_Entries taken from a collection_.
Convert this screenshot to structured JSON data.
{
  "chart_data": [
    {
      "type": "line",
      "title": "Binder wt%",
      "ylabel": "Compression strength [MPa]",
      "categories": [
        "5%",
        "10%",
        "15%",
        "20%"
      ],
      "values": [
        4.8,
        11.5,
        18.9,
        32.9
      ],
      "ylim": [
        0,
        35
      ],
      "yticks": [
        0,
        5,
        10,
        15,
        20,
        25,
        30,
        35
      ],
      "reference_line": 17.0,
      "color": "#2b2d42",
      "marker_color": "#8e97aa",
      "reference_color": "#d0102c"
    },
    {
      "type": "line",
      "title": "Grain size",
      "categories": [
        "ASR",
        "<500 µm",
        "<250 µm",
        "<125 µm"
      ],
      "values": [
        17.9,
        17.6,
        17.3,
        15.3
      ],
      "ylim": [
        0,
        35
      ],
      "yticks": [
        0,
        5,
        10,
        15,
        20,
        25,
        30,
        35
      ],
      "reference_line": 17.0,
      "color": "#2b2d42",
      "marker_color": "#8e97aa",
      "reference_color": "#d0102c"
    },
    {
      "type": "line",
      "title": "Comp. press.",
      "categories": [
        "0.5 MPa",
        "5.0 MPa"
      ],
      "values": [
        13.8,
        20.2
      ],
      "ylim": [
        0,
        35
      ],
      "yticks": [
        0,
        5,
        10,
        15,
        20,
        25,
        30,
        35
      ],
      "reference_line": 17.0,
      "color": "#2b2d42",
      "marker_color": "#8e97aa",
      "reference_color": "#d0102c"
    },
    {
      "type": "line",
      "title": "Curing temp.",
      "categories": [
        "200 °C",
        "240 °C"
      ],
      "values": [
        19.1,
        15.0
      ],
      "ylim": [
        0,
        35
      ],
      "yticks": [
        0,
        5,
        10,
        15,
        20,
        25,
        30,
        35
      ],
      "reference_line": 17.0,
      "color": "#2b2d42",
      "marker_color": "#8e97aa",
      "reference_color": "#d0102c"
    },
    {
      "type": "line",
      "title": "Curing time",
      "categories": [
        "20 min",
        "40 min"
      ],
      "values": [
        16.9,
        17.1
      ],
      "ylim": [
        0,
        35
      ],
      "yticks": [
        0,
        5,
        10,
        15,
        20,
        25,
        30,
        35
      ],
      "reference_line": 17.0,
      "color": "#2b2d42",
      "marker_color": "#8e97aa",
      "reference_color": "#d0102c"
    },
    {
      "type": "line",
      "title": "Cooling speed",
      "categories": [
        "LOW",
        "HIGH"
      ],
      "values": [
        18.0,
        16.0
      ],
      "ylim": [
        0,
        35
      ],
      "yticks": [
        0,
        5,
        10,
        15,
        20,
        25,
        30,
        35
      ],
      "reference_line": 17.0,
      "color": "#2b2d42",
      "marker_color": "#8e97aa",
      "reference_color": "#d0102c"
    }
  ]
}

_What you are asked to do_. Repeat the material above in full, keeping every word.

_Exercise answer_.
Convert this screenshot to structured JSON data.
{
  "chart_data": [
    {
      "type": "line",
      "title": "Binder wt%",
      "ylabel": "Compression strength [MPa]",
      "categories": [
        "5%",
        "10%",
        "15%",
        "20%"
      ],
      "values": [
        4.8,
        11.5,
        18.9,
        32.9
      ],
      "ylim": [
        0,
        35
      ],
      "yticks": [
        0,
        5,
        10,
        15,
        20,
        25,
        30,
        35
      ],
      "reference_line": 17.0,
      "color": "#2b2d42",
      "marker_color": "#8e97aa",
      "reference_color": "#d0102c"
    },
    {
      "type": "line",
      "title": "Grain size",
      "categories": [
        "ASR",
        "<500 µm",
        "<250 µm",
        "<125 µm"
      ],
      "values": [
        17.9,
        17.6,
        17.3,
        15.3
      ],
      "ylim": [
        0,
        35
      ],
      "yticks": [
        0,
        5,
        10,
        15,
        20,
        25,
        30,
        35
      ],
      "reference_line": 17.0,
      "color": "#2b2d42",
      "marker_color": "#8e97aa",
      "reference_color": "#d0102c"
    },
    {
      "type": "line",
      "title": "Comp. press.",
      "categories": [
        "0.5 MPa",
        "5.0 MPa"
      ],
      "values": [
        13.8,
        20.2
      ],
      "ylim": [
        0,
        35
      ],
      "yticks": [
        0,
        5,
        10,
        15,
        20,
        25,
        30,
        35
      ],
      "reference_line": 17.0,
      "color": "#2b2d42",
      "marker_color": "#8e97aa",
      "reference_color": "#d0102c"
    },
    {
      "type": "line",
      "title": "Curing temp.",
      "categories": [
        "200 °C",
        "240 °C"
      ],
      "values": [
        19.1,
        15.0
      ],
      "ylim": [
        0,
        35
      ],
      "yticks": [
        0,
        5,
        10,
        15,
        20,
        25,
        30,
        35
      ],
      "reference_line": 17.0,
      "color": "#2b2d42",
      "marker_color": "#8e97aa",
      "reference_color": "#d0102c"
    },
    {
      "type": "line",
      "title": "Curing time",
      "categories": [
        "20 min",
        "40 min"
      ],
      "values": [
        16.9,
        17.1
      ],
      "ylim": [
        0,
        35
      ],
      "yticks": [
        0,
        5,
        10,
        15,
        20,
        25,
        30,
        35
      ],
      "reference_line": 17.0,
      "color": "#2b2d42",
      "marker_color": "#8e97aa",
      "reference_color": "#d0102c"
    },
    {
      "type": "line",
      "title": "Cooling speed",
      "categories": [
        "LOW",
        "HIGH"
      ],
      "values": [
        18.0,
        16.0
      ],
      "ylim": [
        0,
        35
      ],
      "yticks": [
        0,
        5,
        10,
        15,
        20,
        25,
        30,
        35
      ],
      "reference_line": 17.0,
      "color": "#2b2d42",
      "marker_color": "#8e97aa",
      "reference_color": "#d0102c"
    }
  ]
}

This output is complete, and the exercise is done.